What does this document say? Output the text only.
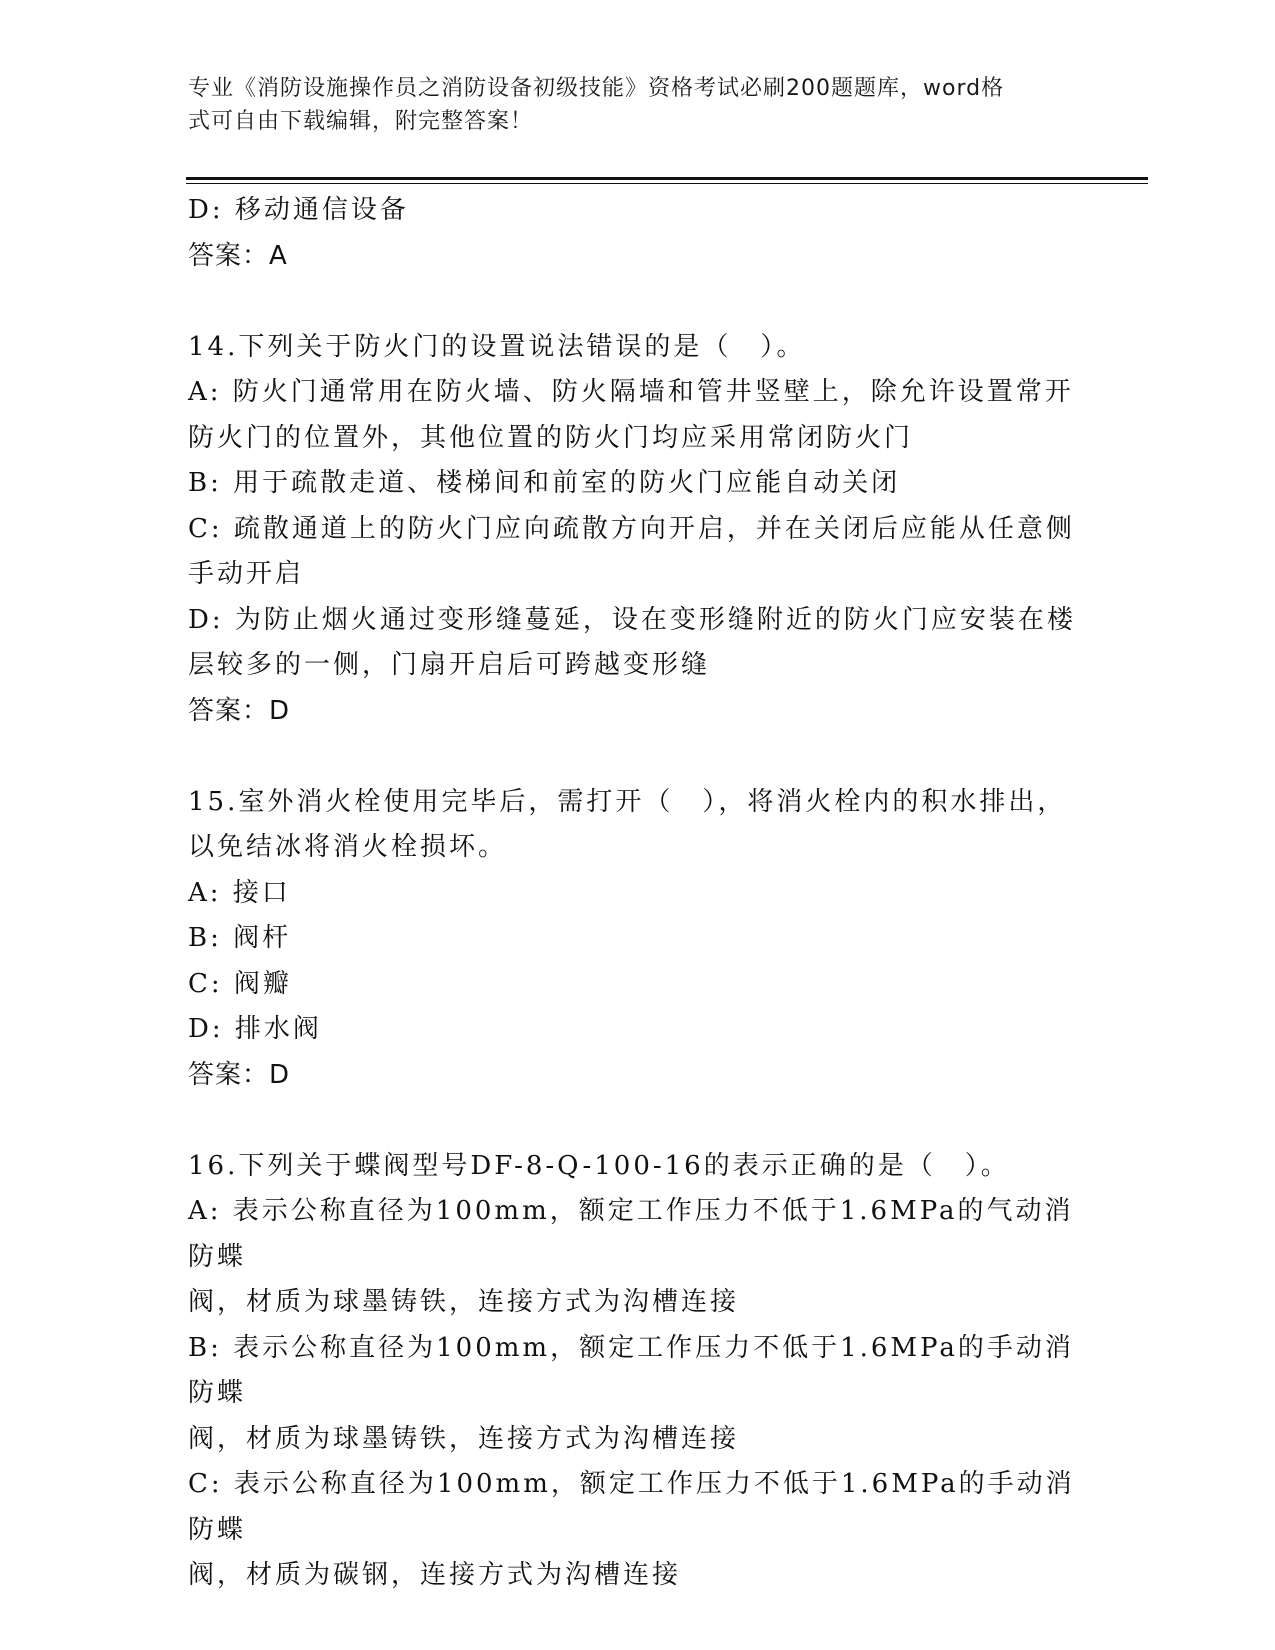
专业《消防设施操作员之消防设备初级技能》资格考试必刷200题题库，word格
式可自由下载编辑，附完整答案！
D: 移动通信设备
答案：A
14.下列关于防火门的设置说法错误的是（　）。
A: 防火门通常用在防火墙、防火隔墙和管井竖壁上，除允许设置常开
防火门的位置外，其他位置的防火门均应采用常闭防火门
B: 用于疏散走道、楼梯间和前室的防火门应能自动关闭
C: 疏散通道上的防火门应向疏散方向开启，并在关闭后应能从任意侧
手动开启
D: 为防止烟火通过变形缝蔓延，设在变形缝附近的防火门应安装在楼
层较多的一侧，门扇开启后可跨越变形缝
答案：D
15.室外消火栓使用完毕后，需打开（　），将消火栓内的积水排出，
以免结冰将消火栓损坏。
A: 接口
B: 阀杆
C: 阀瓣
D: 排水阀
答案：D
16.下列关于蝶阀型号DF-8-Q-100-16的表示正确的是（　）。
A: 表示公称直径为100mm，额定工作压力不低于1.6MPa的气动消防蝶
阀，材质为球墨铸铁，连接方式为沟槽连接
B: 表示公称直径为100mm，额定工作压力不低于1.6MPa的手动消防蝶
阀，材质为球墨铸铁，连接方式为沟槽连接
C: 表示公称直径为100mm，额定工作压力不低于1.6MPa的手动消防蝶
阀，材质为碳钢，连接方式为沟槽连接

________________________

Quote every entry exactly, with the pictures omitted.

(Solved problem):
What does this document say? Output the text only.
专业《消防设施操作员之消防设备初级技能》资格考试必刷200题题库，word格
式可自由下载编辑，附完整答案！
D: 移动通信设备
答案：A
14.下列关于防火门的设置说法错误的是（　）。
A: 防火门通常用在防火墙、防火隔墙和管井竖壁上，除允许设置常开
防火门的位置外，其他位置的防火门均应采用常闭防火门
B: 用于疏散走道、楼梯间和前室的防火门应能自动关闭
C: 疏散通道上的防火门应向疏散方向开启，并在关闭后应能从任意侧
手动开启
D: 为防止烟火通过变形缝蔓延，设在变形缝附近的防火门应安装在楼
层较多的一侧，门扇开启后可跨越变形缝
答案：D
15.室外消火栓使用完毕后，需打开（　），将消火栓内的积水排出，
以免结冰将消火栓损坏。
A: 接口
B: 阀杆
C: 阀瓣
D: 排水阀
答案：D
16.下列关于蝶阀型号DF-8-Q-100-16的表示正确的是（　）。
A: 表示公称直径为100mm，额定工作压力不低于1.6MPa的气动消防蝶
阀，材质为球墨铸铁，连接方式为沟槽连接
B: 表示公称直径为100mm，额定工作压力不低于1.6MPa的手动消防蝶
阀，材质为球墨铸铁，连接方式为沟槽连接
C: 表示公称直径为100mm，额定工作压力不低于1.6MPa的手动消防蝶
阀，材质为碳钢，连接方式为沟槽连接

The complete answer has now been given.